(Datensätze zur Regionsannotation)
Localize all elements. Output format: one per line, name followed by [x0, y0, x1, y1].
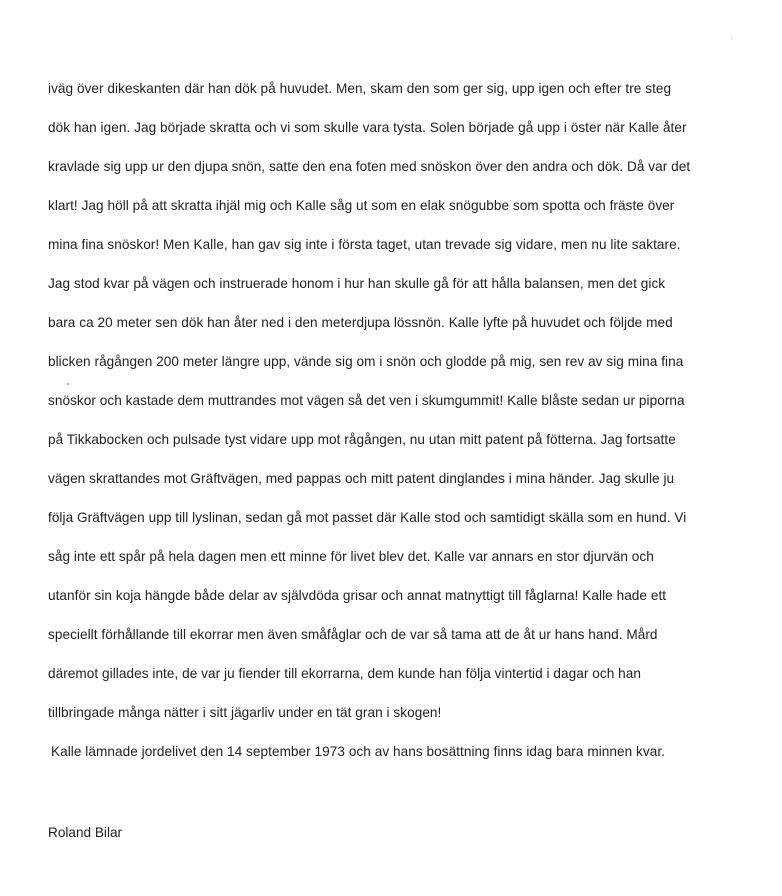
text-line: kravlade sig upp ur den djupa snön, satte den ena foten med snöskon över den andra och dök. Då var det	[48, 159, 691, 174]
text-line: Jag stod kvar på vägen och instruerade honom i hur han skulle gå för att hålla balansen, men det gick	[48, 276, 666, 291]
text-line: Kalle lämnade jordelivet den 14 september 1973 och av hans bosättning finns idag bara minnen kvar.	[51, 744, 665, 759]
text-line: utanför sin koja hängde både delar av självdöda grisar och annat matnyttigt till fåglarna! Kalle hade ett	[48, 588, 667, 603]
text-line: speciellt förhållande till ekorrar men även småfåglar och de var så tama att de åt ur hans hand. Mård	[48, 627, 658, 642]
scan-speck	[67, 383, 69, 385]
signature: Roland Bilar	[48, 825, 123, 840]
text-line: bara ca 20 meter sen dök han åter ned i den meterdjupa lössnön. Kalle lyfte på huvudet och följde med	[48, 315, 673, 330]
text-line: mina fina snöskor! Men Kalle, han gav sig inte i första taget, utan trevade sig vidare, men nu lite saktare.	[48, 237, 681, 252]
text-line: såg inte ett spår på hela dagen men ett minne för livet blev det. Kalle var annars en stor djurvän och	[48, 549, 654, 564]
text-line: tillbringade många nätter i sitt jägarliv under en tät gran i skogen!	[48, 705, 442, 720]
text-line: följa Gräftvägen upp till lyslinan, sedan gå mot passet där Kalle stod och samtidigt skälla som en hund. Vi	[48, 510, 687, 525]
scan-speck	[731, 38, 732, 39]
text-line: på Tikkabocken och pulsade tyst vidare upp mot rågången, nu utan mitt patent på fötterna. Jag fortsatte	[48, 432, 676, 447]
text-line: blicken rågången 200 meter längre upp, vände sig om i snön och glodde på mig, sen rev av sig mina fina	[48, 354, 684, 369]
text-line: iväg över dikeskanten där han dök på huvudet. Men, skam den som ger sig, upp igen och efter tre steg	[48, 81, 672, 96]
text-line: klart! Jag höll på att skratta ihjäl mig och Kalle såg ut som en elak snögubbe som spotta och fräste över	[48, 198, 675, 213]
text-line: snöskor och kastade dem muttrandes mot vägen så det ven i skumgummit! Kalle blåste sedan ur piporna	[48, 393, 685, 408]
text-line: vägen skrattandes mot Gräftvägen, med pappas och mitt patent dinglandes i mina händer. Jag skulle ju	[48, 471, 675, 486]
text-line: däremot gillades inte, de var ju fiender till ekorrarna, dem kunde han följa vintertid i dagar och han	[48, 666, 641, 681]
text-line: dök han igen. Jag började skratta och vi som skulle vara tysta. Solen började gå upp i öster när Kalle åter	[48, 120, 687, 135]
body-text	[48, 78, 772, 780]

◆ **HINWEISE ZUR AUFGABE**: Überführen Sie die gesamte obige Auflistung in eine JSON-Liste von Zeichenketten, je eine pro Zeile und ohne Leerzeilen. Die Bildverweise sollen in Ihrer Antwort nicht erscheinen.

◆ **VOLLSTÄNDIGE AUSGABE**:
[
  "Localize all elements. Output format: one per line, name followed by [x0, y0, x1, y1].",
  "text-line: kravlade sig upp ur den djupa snön, satte den ena foten med snöskon över den andra och dök. Då var det\t[48, 159, 691, 174]",
  "text-line: Jag stod kvar på vägen och instruerade honom i hur han skulle gå för att hålla balansen, men det gick\t[48, 276, 666, 291]",
  "text-line: Kalle lämnade jordelivet den 14 september 1973 och av hans bosättning finns idag bara minnen kvar.\t[51, 744, 665, 759]",
  "text-line: utanför sin koja hängde både delar av självdöda grisar och annat matnyttigt till fåglarna! Kalle hade ett\t[48, 588, 667, 603]",
  "text-line: speciellt förhållande till ekorrar men även småfåglar och de var så tama att de åt ur hans hand. Mård\t[48, 627, 658, 642]",
  "scan-speck\t[67, 383, 69, 385]",
  "signature: Roland Bilar\t[48, 825, 123, 840]",
  "text-line: bara ca 20 meter sen dök han åter ned i den meterdjupa lössnön. Kalle lyfte på huvudet och följde med\t[48, 315, 673, 330]",
  "text-line: mina fina snöskor! Men Kalle, han gav sig inte i första taget, utan trevade sig vidare, men nu lite saktare.\t[48, 237, 681, 252]",
  "text-line: såg inte ett spår på hela dagen men ett minne för livet blev det. Kalle var annars en stor djurvän och\t[48, 549, 654, 564]",
  "text-line: tillbringade många nätter i sitt jägarliv under en tät gran i skogen!\t[48, 705, 442, 720]",
  "text-line: följa Gräftvägen upp till lyslinan, sedan gå mot passet där Kalle stod och samtidigt skälla som en hund. Vi\t[48, 510, 687, 525]",
  "scan-speck\t[731, 38, 732, 39]",
  "text-line: på Tikkabocken och pulsade tyst vidare upp mot rågången, nu utan mitt patent på fötterna. Jag fortsatte\t[48, 432, 676, 447]",
  "text-line: blicken rågången 200 meter längre upp, vände sig om i snön och glodde på mig, sen rev av sig mina fina\t[48, 354, 684, 369]",
  "text-line: iväg över dikeskanten där han dök på huvudet. Men, skam den som ger sig, upp igen och efter tre steg\t[48, 81, 672, 96]",
  "text-line: klart! Jag höll på att skratta ihjäl mig och Kalle såg ut som en elak snögubbe som spotta och fräste över\t[48, 198, 675, 213]",
  "text-line: snöskor och kastade dem muttrandes mot vägen så det ven i skumgummit! Kalle blåste sedan ur piporna\t[48, 393, 685, 408]",
  "text-line: vägen skrattandes mot Gräftvägen, med pappas och mitt patent dinglandes i mina händer. Jag skulle ju\t[48, 471, 675, 486]",
  "text-line: däremot gillades inte, de var ju fiender till ekorrarna, dem kunde han följa vintertid i dagar och han\t[48, 666, 641, 681]",
  "text-line: dök han igen. Jag började skratta och vi som skulle vara tysta. Solen började gå upp i öster när Kalle åter\t[48, 120, 687, 135]",
  "body-text\t[48, 78, 772, 780]"
]